◆ Goal of the exercise
Every record below should be written out exactly; pictures stay out.

= = = = = = =

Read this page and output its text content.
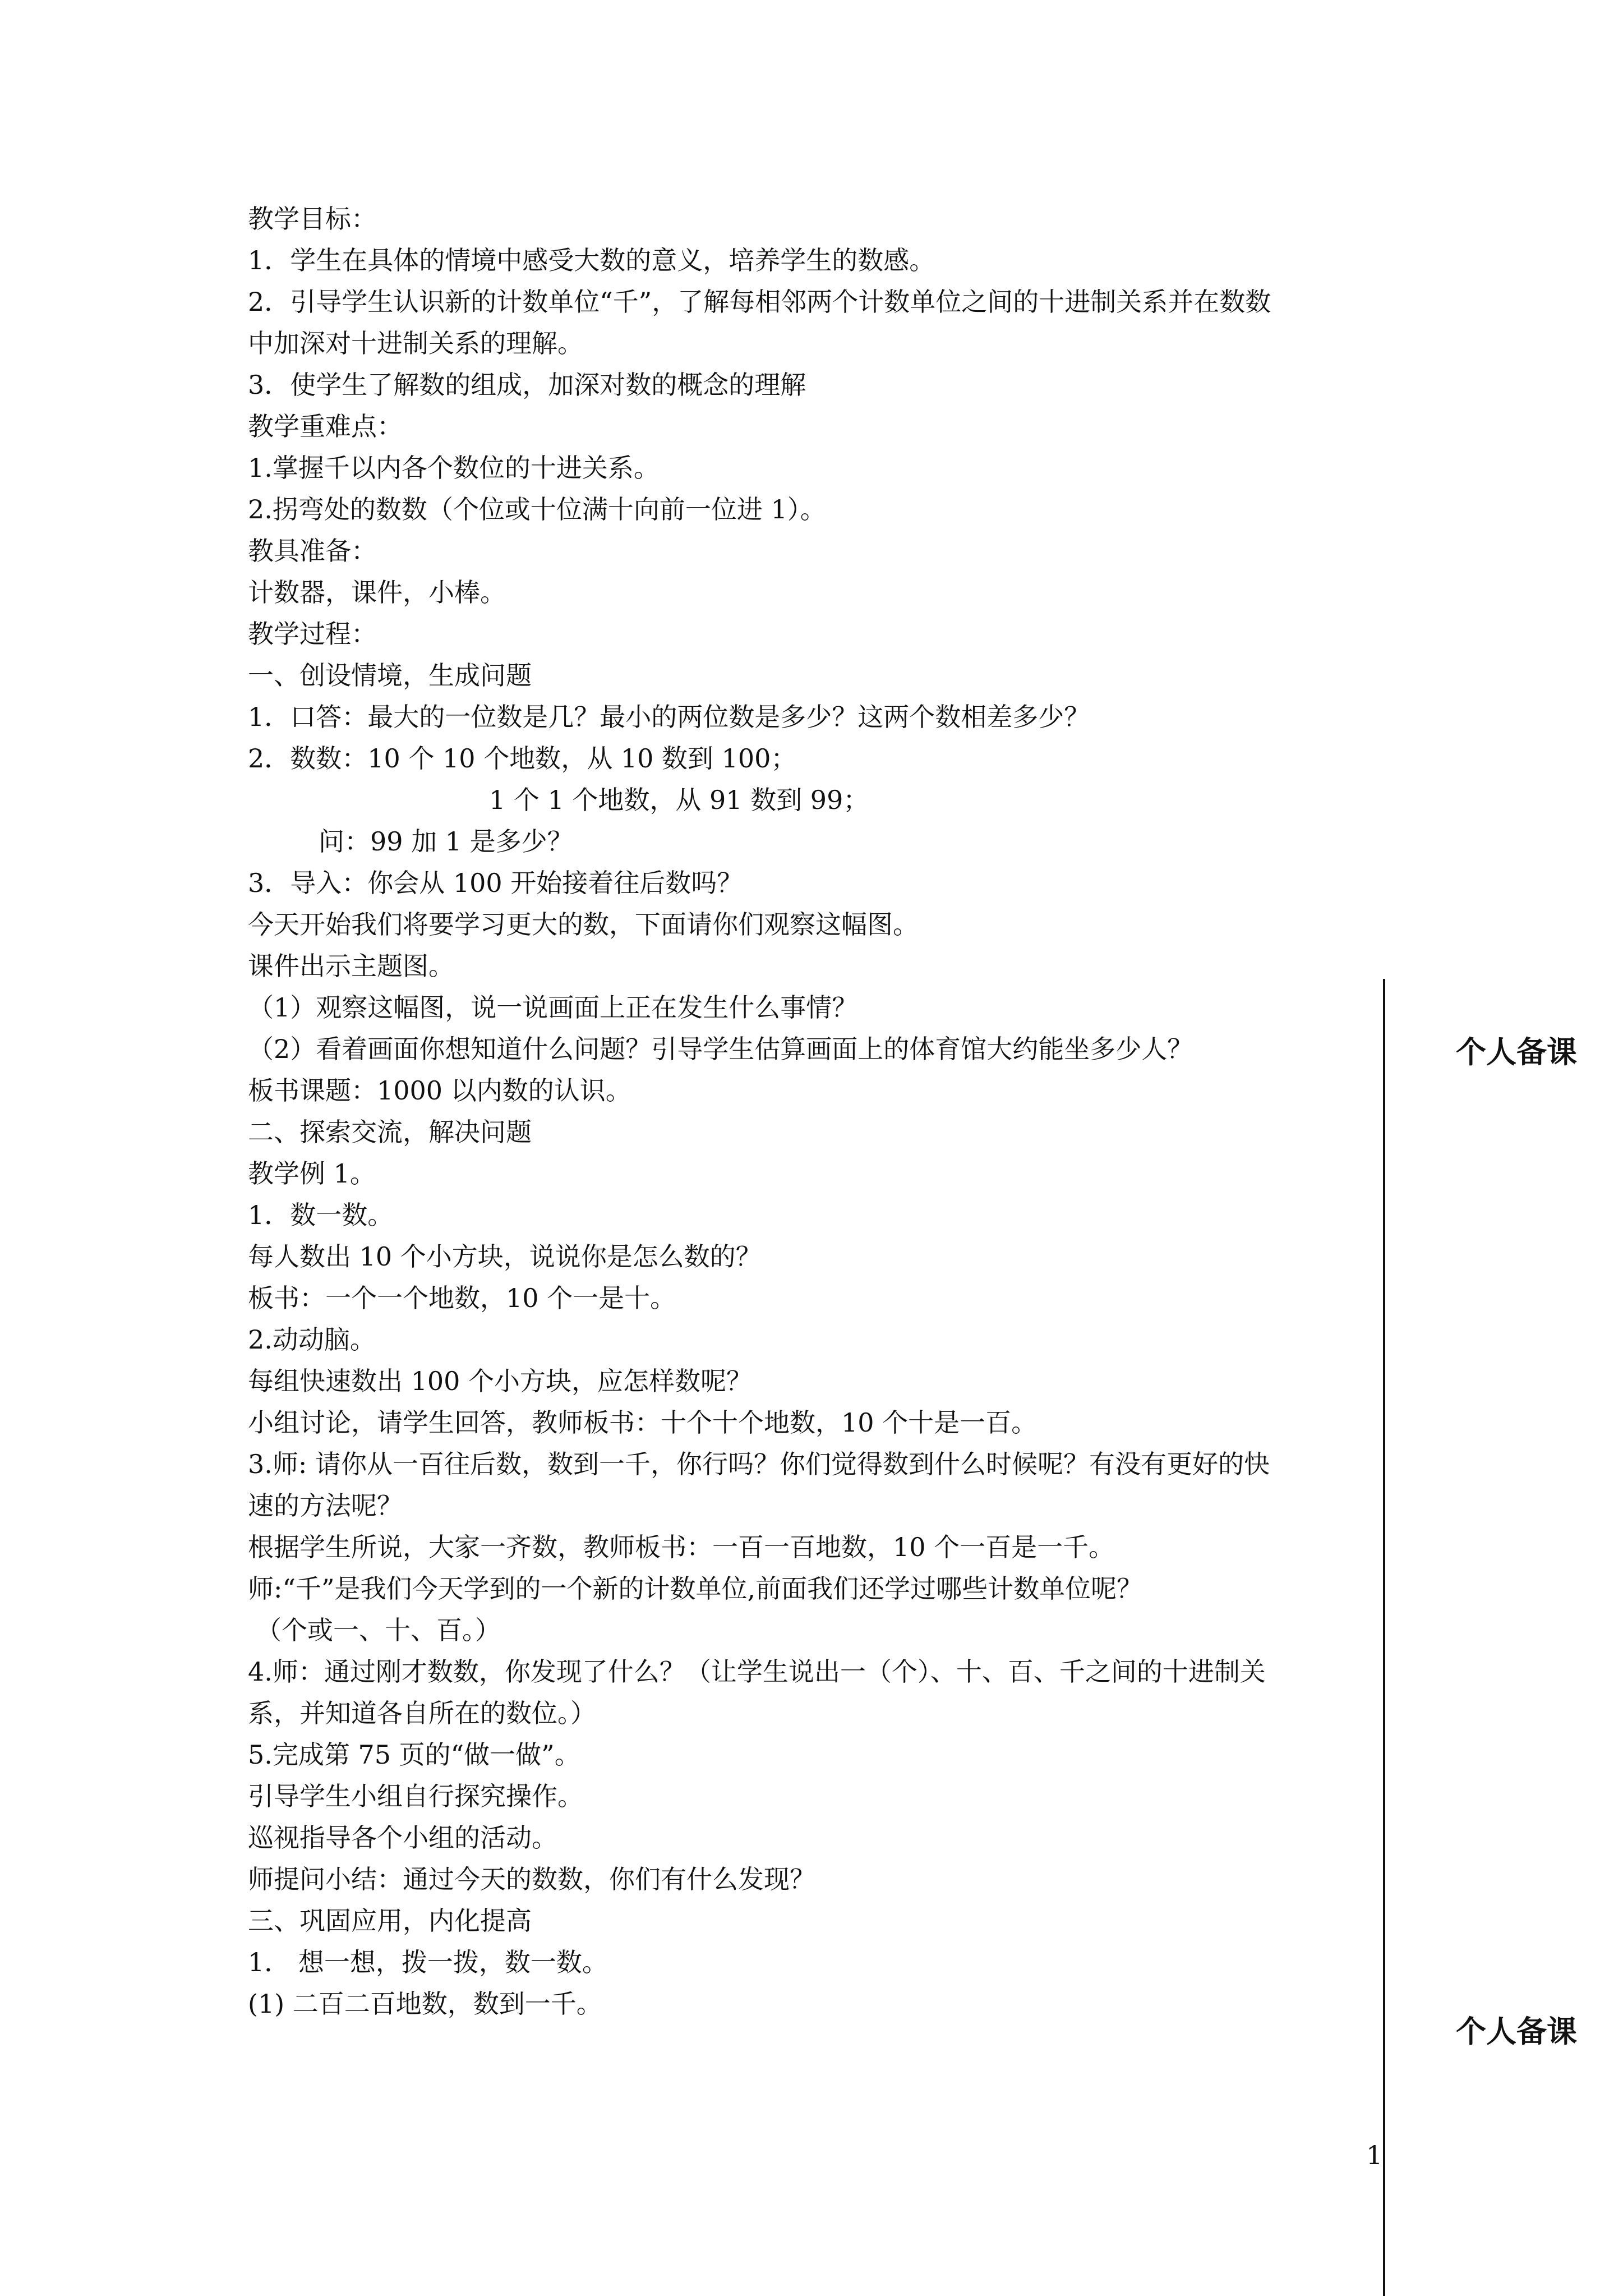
教学目标：
1．学生在具体的情境中感受大数的意义，培养学生的数感。
2．引导学生认识新的计数单位“千”，了解每相邻两个计数单位之间的十进制关系并在数数
中加深对十进制关系的理解。
3．使学生了解数的组成，加深对数的概念的理解
教学重难点：
1.掌握千以内各个数位的十进关系。
2.拐弯处的数数（个位或十位满十向前一位进 1）。
教具准备：
计数器，课件，小棒。
教学过程：
一、创设情境，生成问题
1．口答：最大的一位数是几？最小的两位数是多少？这两个数相差多少？
2．数数：10 个 10 个地数，从 10 数到 100；
1 个 1 个地数，从 91 数到 99；
问：99 加 1 是多少？
3．导入：你会从 100 开始接着往后数吗？
今天开始我们将要学习更大的数，下面请你们观察这幅图。
课件出示主题图。
（1）观察这幅图，说一说画面上正在发生什么事情？
（2）看着画面你想知道什么问题？引导学生估算画面上的体育馆大约能坐多少人？
板书课题：1000 以内数的认识。
二、探索交流，解决问题
教学例 1。
1．数一数。
每人数出 10 个小方块，说说你是怎么数的？
板书：一个一个地数，10 个一是十。
2.动动脑。
每组快速数出 100 个小方块，应怎样数呢？
小组讨论，请学生回答，教师板书：十个十个地数，10 个十是一百。
3.师: 请你从一百往后数，数到一千，你行吗？你们觉得数到什么时候呢？有没有更好的快
速的方法呢？
根据学生所说，大家一齐数，教师板书：一百一百地数，10 个一百是一千。
师:“千”是我们今天学到的一个新的计数单位,前面我们还学过哪些计数单位呢？
（个或一、十、百。）
4.师：通过刚才数数，你发现了什么？（让学生说出一（个）、十、百、千之间的十进制关
系，并知道各自所在的数位。）
5.完成第 75 页的“做一做”。
引导学生小组自行探究操作。
巡视指导各个小组的活动。
师提问小结：通过今天的数数，你们有什么发现？
三、巩固应用，内化提高
1． 想一想，拨一拨，数一数。
(1) 二百二百地数，数到一千。
个人备课
个人备课
1
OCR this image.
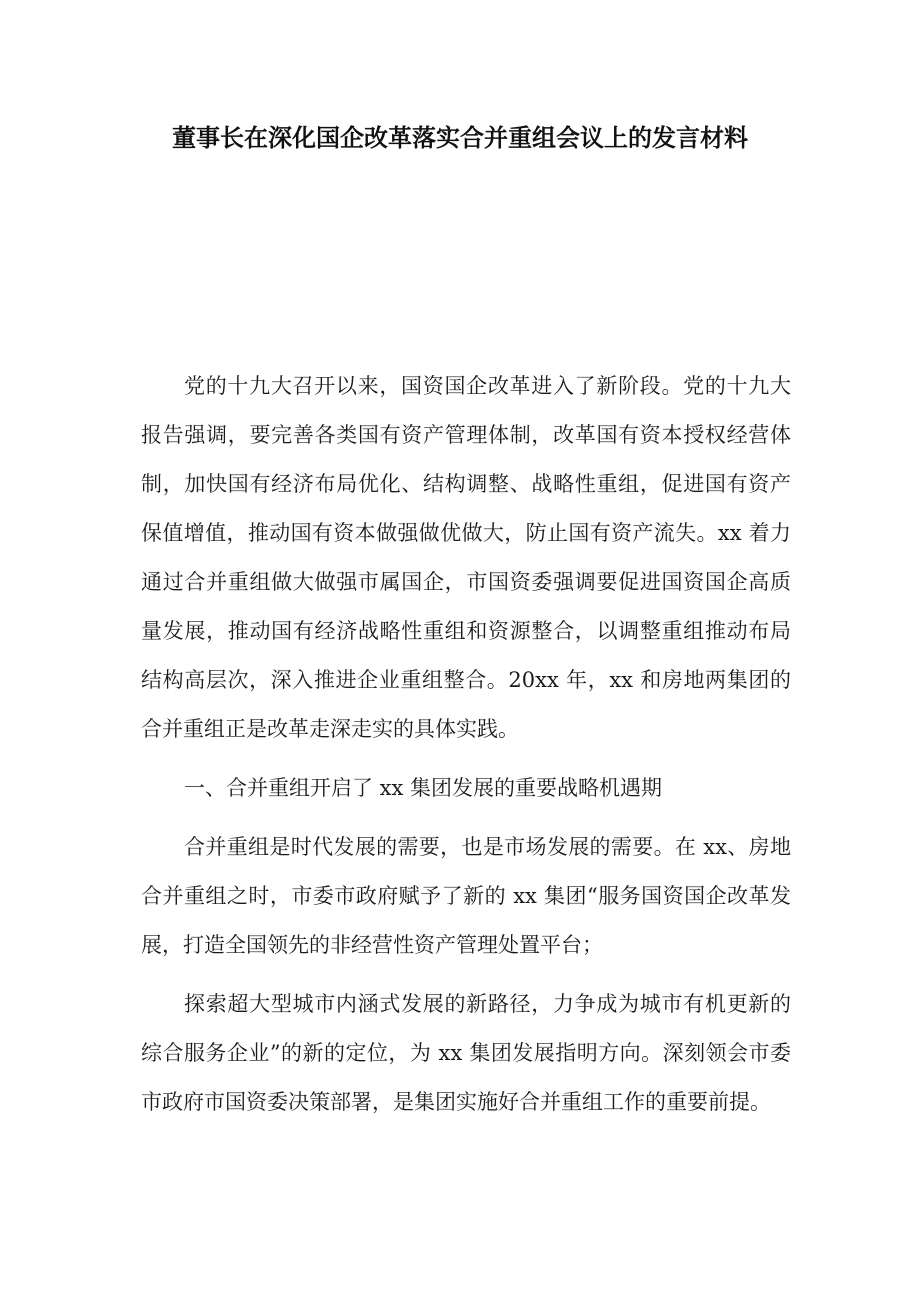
董事长在深化国企改革落实合并重组会议上的发言材料

党的十九大召开以来，国资国企改革进入了新阶段。党的十九大报告强调，要完善各类国有资产管理体制，改革国有资本授权经营体制，加快国有经济布局优化、结构调整、战略性重组，促进国有资产保值增值，推动国有资本做强做优做大，防止国有资产流失。xx 着力通过合并重组做大做强市属国企，市国资委强调要促进国资国企高质量发展，推动国有经济战略性重组和资源整合，以调整重组推动布局结构高层次，深入推进企业重组整合。20xx 年，xx 和房地两集团的合并重组正是改革走深走实的具体实践。

一、合并重组开启了 xx 集团发展的重要战略机遇期

合并重组是时代发展的需要，也是市场发展的需要。在 xx、房地合并重组之时，市委市政府赋予了新的 xx 集团“服务国资国企改革发展，打造全国领先的非经营性资产管理处置平台；

探索超大型城市内涵式发展的新路径，力争成为城市有机更新的综合服务企业”的新的定位，为 xx 集团发展指明方向。深刻领会市委市政府市国资委决策部署，是集团实施好合并重组工作的重要前提。
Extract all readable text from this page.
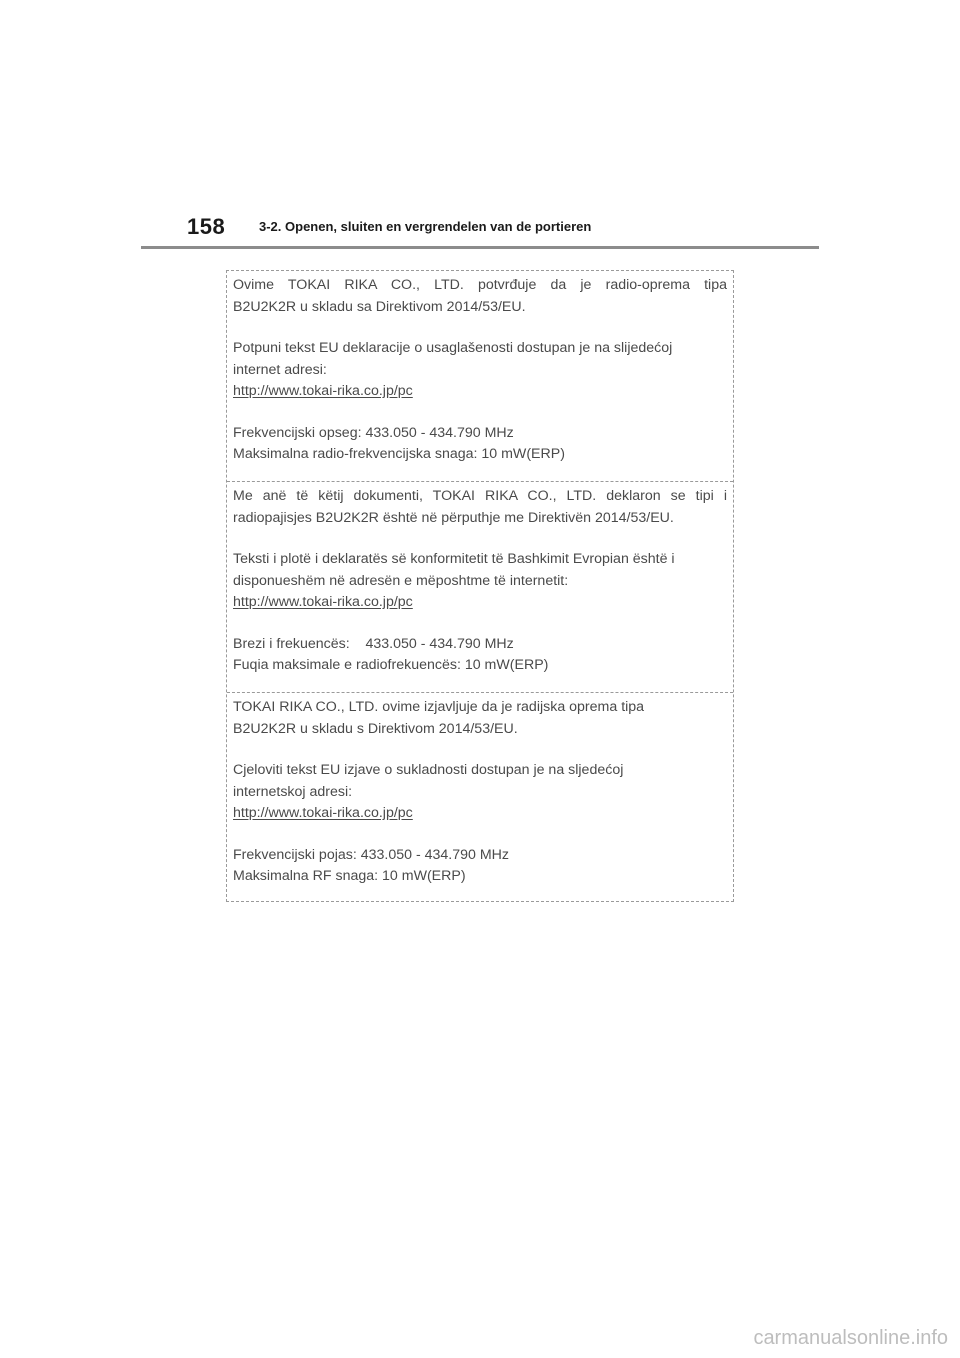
158	3-2. Openen, sluiten en vergrendelen van de portieren
Ovime TOKAI RIKA CO., LTD. potvrđuje da je radio-oprema tipa
B2U2K2R u skladu sa Direktivom 2014/53/EU.
Potpuni tekst EU deklaracije o usaglašenosti dostupan je na slijedećoj
internet adresi:
http://www.tokai-rika.co.jp/pc
Frekvencijski opseg: 433.050 - 434.790 MHz
Maksimalna radio-frekvencijska snaga: 10 mW(ERP)
Me anë të këtij dokumenti, TOKAI RIKA CO., LTD. deklaron se tipi i
radiopajisjes B2U2K2R është në përputhje me Direktivën 2014/53/EU.
Teksti i plotë i deklaratës së konformitetit të Bashkimit Evropian është i
disponueshëm në adresën e mëposhtme të internetit:
http://www.tokai-rika.co.jp/pc
Brezi i frekuencës:    433.050 - 434.790 MHz
Fuqia maksimale e radiofrekuencës: 10 mW(ERP)
TOKAI RIKA CO., LTD. ovime izjavljuje da je radijska oprema tipa
B2U2K2R u skladu s Direktivom 2014/53/EU.
Cjeloviti tekst EU izjave o sukladnosti dostupan je na sljedećoj
internetskoj adresi:
http://www.tokai-rika.co.jp/pc
Frekvencijski pojas: 433.050 - 434.790 MHz
Maksimalna RF snaga: 10 mW(ERP)
carmanualsonline.info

= = = = = = =

◆ Result of the task
Read this page and output its text content.
教学目标：
1．学生在具体的情境中感受大数的意义，培养学生的数感。
2．引导学生认识新的计数单位“千”，了解每相邻两个计数单位之间的十进制关系并在数数
中加深对十进制关系的理解。
3．使学生了解数的组成，加深对数的概念的理解
教学重难点：
1.掌握千以内各个数位的十进关系。
2.拐弯处的数数（个位或十位满十向前一位进 1）。
教具准备：
计数器，课件，小棒。
教学过程：
一、创设情境，生成问题
1．口答：最大的一位数是几？最小的两位数是多少？这两个数相差多少？
2．数数：10 个 10 个地数，从 10 数到 100；
1 个 1 个地数，从 91 数到 99；
问：99 加 1 是多少？
3．导入：你会从 100 开始接着往后数吗？
今天开始我们将要学习更大的数，下面请你们观察这幅图。
课件出示主题图。
（1）观察这幅图，说一说画面上正在发生什么事情？
（2）看着画面你想知道什么问题？引导学生估算画面上的体育馆大约能坐多少人？
板书课题：1000 以内数的认识。
二、探索交流，解决问题
教学例 1。
1．数一数。
每人数出 10 个小方块，说说你是怎么数的？
板书：一个一个地数，10 个一是十。
2.动动脑。
每组快速数出 100 个小方块，应怎样数呢？
小组讨论，请学生回答，教师板书：十个十个地数，10 个十是一百。
3.师: 请你从一百往后数，数到一千，你行吗？你们觉得数到什么时候呢？有没有更好的快
速的方法呢？
根据学生所说，大家一齐数，教师板书：一百一百地数，10 个一百是一千。
师:“千”是我们今天学到的一个新的计数单位,前面我们还学过哪些计数单位呢？
（个或一、十、百。）
4.师：通过刚才数数，你发现了什么？（让学生说出一（个）、十、百、千之间的十进制关
系，并知道各自所在的数位。）
5.完成第 75 页的“做一做”。
引导学生小组自行探究操作。
巡视指导各个小组的活动。
师提问小结：通过今天的数数，你们有什么发现？
三、巩固应用，内化提高
1． 想一想，拨一拨，数一数。
(1) 二百二百地数，数到一千。
个人备课
个人备课
1
OCR this image.
董事长在深化国企改革落实合并重组会议上的发言材料

党的十九大召开以来，国资国企改革进入了新阶段。党的十九大报告强调，要完善各类国有资产管理体制，改革国有资本授权经营体制，加快国有经济布局优化、结构调整、战略性重组，促进国有资产保值增值，推动国有资本做强做优做大，防止国有资产流失。xx 着力通过合并重组做大做强市属国企，市国资委强调要促进国资国企高质量发展，推动国有经济战略性重组和资源整合，以调整重组推动布局结构高层次，深入推进企业重组整合。20xx 年，xx 和房地两集团的合并重组正是改革走深走实的具体实践。

一、合并重组开启了 xx 集团发展的重要战略机遇期

合并重组是时代发展的需要，也是市场发展的需要。在 xx、房地合并重组之时，市委市政府赋予了新的 xx 集团“服务国资国企改革发展，打造全国领先的非经营性资产管理处置平台；

探索超大型城市内涵式发展的新路径，力争成为城市有机更新的综合服务企业”的新的定位，为 xx 集团发展指明方向。深刻领会市委市政府市国资委决策部署，是集团实施好合并重组工作的重要前提。
Extract all readable text from this page.
158	3-2. Openen, sluiten en vergrendelen van de portieren
Ovime TOKAI RIKA CO., LTD. potvrđuje da je radio-oprema tipa
B2U2K2R u skladu sa Direktivom 2014/53/EU.
Potpuni tekst EU deklaracije o usaglašenosti dostupan je na slijedećoj
internet adresi:
http://www.tokai-rika.co.jp/pc
Frekvencijski opseg: 433.050 - 434.790 MHz
Maksimalna radio-frekvencijska snaga: 10 mW(ERP)
Me anë të këtij dokumenti, TOKAI RIKA CO., LTD. deklaron se tipi i
radiopajisjes B2U2K2R është në përputhje me Direktivën 2014/53/EU.
Teksti i plotë i deklaratës së konformitetit të Bashkimit Evropian është i
disponueshëm në adresën e mëposhtme të internetit:
http://www.tokai-rika.co.jp/pc
Brezi i frekuencës:    433.050 - 434.790 MHz
Fuqia maksimale e radiofrekuencës: 10 mW(ERP)
TOKAI RIKA CO., LTD. ovime izjavljuje da je radijska oprema tipa
B2U2K2R u skladu s Direktivom 2014/53/EU.
Cjeloviti tekst EU izjave o sukladnosti dostupan je na sljedećoj
internetskoj adresi:
http://www.tokai-rika.co.jp/pc
Frekvencijski pojas: 433.050 - 434.790 MHz
Maksimalna RF snaga: 10 mW(ERP)
carmanualsonline.info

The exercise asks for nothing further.